> **Extracted material**:

■ ■ ■ ■

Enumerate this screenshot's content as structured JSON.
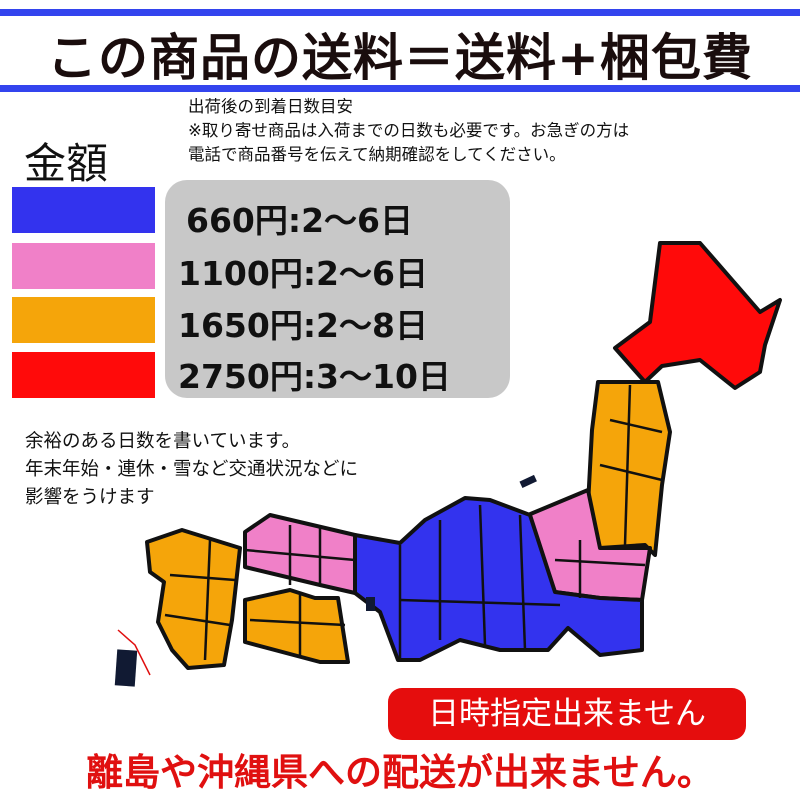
{
  "title": "この商品の送料＝送料+梱包費",
  "note": {
    "line1": "出荷後の到着日数目安",
    "line2": "※取り寄せ商品は入荷までの日数も必要です。お急ぎの方は",
    "line3": "電話で商品番号を伝えて納期確認をしてください。"
  },
  "amount_label": "金額",
  "tiers": [
    {
      "label": "660円:2〜6日",
      "color": "#3333ee"
    },
    {
      "label": "1100円:2〜6日",
      "color": "#f080c8"
    },
    {
      "label": "1650円:2〜8日",
      "color": "#f5a50a"
    },
    {
      "label": "2750円:3〜10日",
      "color": "#ff0a0a"
    }
  ],
  "remark": {
    "line1": "余裕のある日数を書いています。",
    "line2": "年末年始・連休・雪など交通状況などに",
    "line3": "影響をうけます"
  },
  "no_date_label": "日時指定出来ません",
  "island_notice": "離島や沖縄県への配送が出来ません。",
  "colors": {
    "accent_bar": "#3344ee",
    "notice_red": "#e50d0d"
  }
}
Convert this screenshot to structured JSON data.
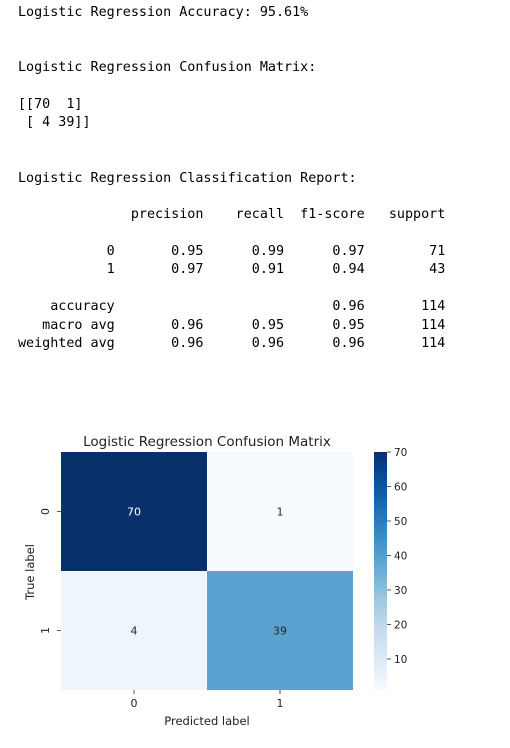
{
  "output": {
    "accuracy_line": "Logistic Regression Accuracy: 95.61%",
    "cm_title_line": "Logistic Regression Confusion Matrix:",
    "cm_row1": "[[70  1]",
    "cm_row2": " [ 4 39]]",
    "report_title_line": "Logistic Regression Classification Report:",
    "report_header": "              precision    recall  f1-score   support",
    "report_row0": "           0       0.95      0.99      0.97        71",
    "report_row1": "           1       0.97      0.91      0.94        43",
    "report_acc": "    accuracy                           0.96       114",
    "report_macro": "   macro avg       0.96      0.95      0.95       114",
    "report_weighted": "weighted avg       0.96      0.96      0.96       114"
  },
  "chart_data": {
    "type": "heatmap",
    "title": "Logistic Regression Confusion Matrix",
    "xlabel": "Predicted label",
    "ylabel": "True label",
    "x_categories": [
      "0",
      "1"
    ],
    "y_categories": [
      "0",
      "1"
    ],
    "values": [
      [
        70,
        1
      ],
      [
        4,
        39
      ]
    ],
    "colormap": "Blues",
    "colorbar_range": [
      1,
      70
    ],
    "colorbar_ticks": [
      10,
      20,
      30,
      40,
      50,
      60,
      70
    ],
    "annotate": true
  }
}
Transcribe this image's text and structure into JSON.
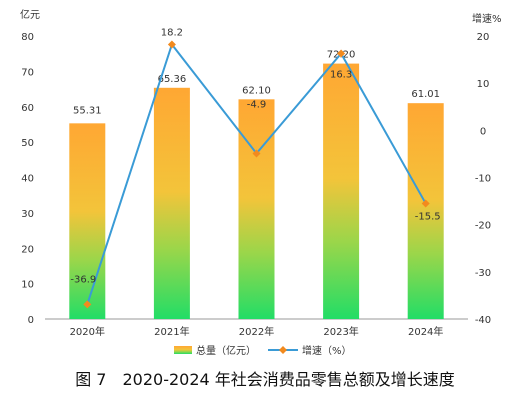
{
  "caption": "图 7　2020-2024 年社会消费品零售总额及增长速度",
  "chart_data": {
    "type": "bar",
    "categories": [
      "2020年",
      "2021年",
      "2022年",
      "2023年",
      "2024年"
    ],
    "series": [
      {
        "name": "总量（亿元）",
        "type": "bar",
        "axis": "left",
        "values": [
          55.31,
          65.36,
          62.1,
          72.2,
          61.01
        ],
        "labels": [
          "55.31",
          "65.36",
          "62.10",
          "72.20",
          "61.01"
        ]
      },
      {
        "name": "增速（%）",
        "type": "line",
        "axis": "right",
        "values": [
          -36.9,
          18.2,
          -4.9,
          16.3,
          -15.5
        ],
        "labels": [
          "-36.9",
          "18.2",
          "-4.9",
          "16.3",
          "-15.5"
        ]
      }
    ],
    "y_left": {
      "unit": "亿元",
      "min": 0,
      "max": 80,
      "ticks": [
        0,
        10,
        20,
        30,
        40,
        50,
        60,
        70,
        80
      ]
    },
    "y_right": {
      "unit": "增速%",
      "min": -40,
      "max": 20,
      "ticks": [
        -40,
        -30,
        -20,
        -10,
        0,
        10,
        20
      ]
    },
    "grid": false,
    "legend_position": "bottom",
    "colors": {
      "bar_top": "#ffa733",
      "bar_bottom": "#22dd66",
      "line": "#3a9bd6",
      "marker": "#f28a1e",
      "axis": "#999999"
    }
  }
}
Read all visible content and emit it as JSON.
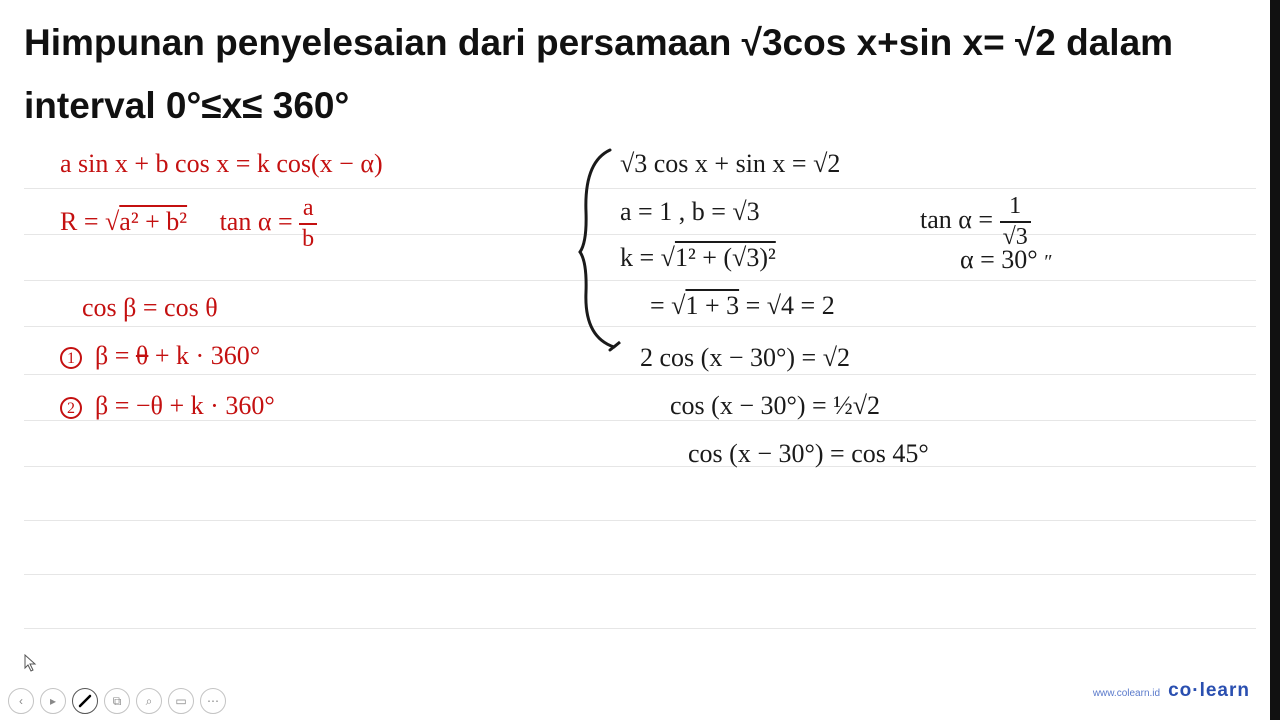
{
  "title": "Himpunan penyelesaian dari persamaan √3cos x+sin x= √2 dalam interval 0°≤x≤ 360°",
  "formulas": {
    "red1": "a sin x + b cos x  =  k cos(x − α)",
    "red2_lhs": "R = √",
    "red2_rad": "a² + b²",
    "red2_tan": "tan α =",
    "red2_frac_num": "a",
    "red2_frac_den": "b",
    "red3": "cos β = cos θ",
    "red4_circ": "1",
    "red4": "β = θ + k · 360°",
    "red5_circ": "2",
    "red5": "β = −θ + k · 360°"
  },
  "work": {
    "w1": "√3 cos x + sin x = √2",
    "w2": "a = 1 ,  b = √3",
    "w3": "k = √",
    "w3_rad": "1² + (√3)²",
    "w4": "= √",
    "w4_rad": "1 + 3",
    "w4_tail": "  = √4 = 2",
    "w5": "tan α =",
    "w5_num": "1",
    "w5_den": "√3",
    "w6": "α = 30°",
    "w7": "2 cos (x − 30°)  = √2",
    "w8": "cos (x − 30°)  = ½√2",
    "w9": "cos (x − 30°) = cos 45°"
  },
  "brand_url": "www.colearn.id",
  "brand_name": "co·learn",
  "ruled_lines": [
    188,
    234,
    280,
    326,
    374,
    420,
    466,
    520,
    574,
    628
  ]
}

■ ■ ■ ■

> **Written problem**: Copy each line of the preceding data that contains the string "Logistic".

> **Response for this exercise**:
    "accuracy_line": "Logistic Regression Accuracy: 95.61%",
    "cm_title_line": "Logistic Regression Confusion Matrix:",
    "report_title_line": "Logistic Regression Classification Report:",
    "title": "Logistic Regression Confusion Matrix",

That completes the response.